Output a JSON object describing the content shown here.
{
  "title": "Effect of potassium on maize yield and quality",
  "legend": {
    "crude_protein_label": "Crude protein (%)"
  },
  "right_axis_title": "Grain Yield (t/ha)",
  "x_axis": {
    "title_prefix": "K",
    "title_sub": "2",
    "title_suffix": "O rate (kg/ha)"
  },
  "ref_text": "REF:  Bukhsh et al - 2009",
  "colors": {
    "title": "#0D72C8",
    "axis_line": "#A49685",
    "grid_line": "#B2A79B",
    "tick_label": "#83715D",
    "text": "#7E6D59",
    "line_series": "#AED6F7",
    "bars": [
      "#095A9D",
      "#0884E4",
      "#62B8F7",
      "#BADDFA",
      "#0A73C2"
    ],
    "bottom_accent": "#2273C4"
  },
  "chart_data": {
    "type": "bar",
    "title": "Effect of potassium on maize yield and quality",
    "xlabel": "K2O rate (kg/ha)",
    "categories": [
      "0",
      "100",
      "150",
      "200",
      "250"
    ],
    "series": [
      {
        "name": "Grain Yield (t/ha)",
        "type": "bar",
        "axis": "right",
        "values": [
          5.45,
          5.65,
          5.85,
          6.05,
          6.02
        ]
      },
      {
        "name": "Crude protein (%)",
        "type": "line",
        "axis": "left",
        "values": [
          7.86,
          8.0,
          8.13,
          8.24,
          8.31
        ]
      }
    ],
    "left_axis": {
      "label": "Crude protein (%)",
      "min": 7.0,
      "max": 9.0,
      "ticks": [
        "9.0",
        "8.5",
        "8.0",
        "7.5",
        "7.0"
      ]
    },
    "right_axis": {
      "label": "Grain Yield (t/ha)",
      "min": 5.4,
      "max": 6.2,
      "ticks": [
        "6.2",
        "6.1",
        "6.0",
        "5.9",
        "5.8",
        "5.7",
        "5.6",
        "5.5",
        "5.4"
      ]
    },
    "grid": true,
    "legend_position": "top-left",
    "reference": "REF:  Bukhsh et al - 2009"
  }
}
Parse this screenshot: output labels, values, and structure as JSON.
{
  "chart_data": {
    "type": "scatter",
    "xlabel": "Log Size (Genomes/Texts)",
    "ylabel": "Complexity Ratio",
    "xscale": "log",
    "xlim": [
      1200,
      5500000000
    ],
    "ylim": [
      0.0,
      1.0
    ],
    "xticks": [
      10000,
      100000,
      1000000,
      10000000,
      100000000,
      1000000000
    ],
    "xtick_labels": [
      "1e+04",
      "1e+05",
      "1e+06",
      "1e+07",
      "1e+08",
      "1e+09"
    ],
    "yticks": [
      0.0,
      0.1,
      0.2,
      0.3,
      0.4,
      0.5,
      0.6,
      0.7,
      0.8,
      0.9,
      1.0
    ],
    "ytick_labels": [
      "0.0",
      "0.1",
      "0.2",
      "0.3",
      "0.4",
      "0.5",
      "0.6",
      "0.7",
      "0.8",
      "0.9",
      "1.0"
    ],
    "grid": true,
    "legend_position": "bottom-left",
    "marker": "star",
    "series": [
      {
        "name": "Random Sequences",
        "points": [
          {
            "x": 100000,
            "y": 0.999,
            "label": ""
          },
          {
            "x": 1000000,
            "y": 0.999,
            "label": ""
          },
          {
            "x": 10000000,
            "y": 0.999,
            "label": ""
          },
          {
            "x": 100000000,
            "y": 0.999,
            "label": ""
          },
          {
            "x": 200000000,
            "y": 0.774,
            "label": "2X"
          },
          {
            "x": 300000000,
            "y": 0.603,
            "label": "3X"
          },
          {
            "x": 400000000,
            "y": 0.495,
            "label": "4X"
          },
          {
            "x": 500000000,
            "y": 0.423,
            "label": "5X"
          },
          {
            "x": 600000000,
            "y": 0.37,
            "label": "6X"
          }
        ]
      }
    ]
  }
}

====================

▸ Problem description
Check every line above for the string "rate", and copy the ones that have it.

▸ Exercise result
    "title_suffix": "O rate (kg/ha)"
    "xlabel": "K2O rate (kg/ha)",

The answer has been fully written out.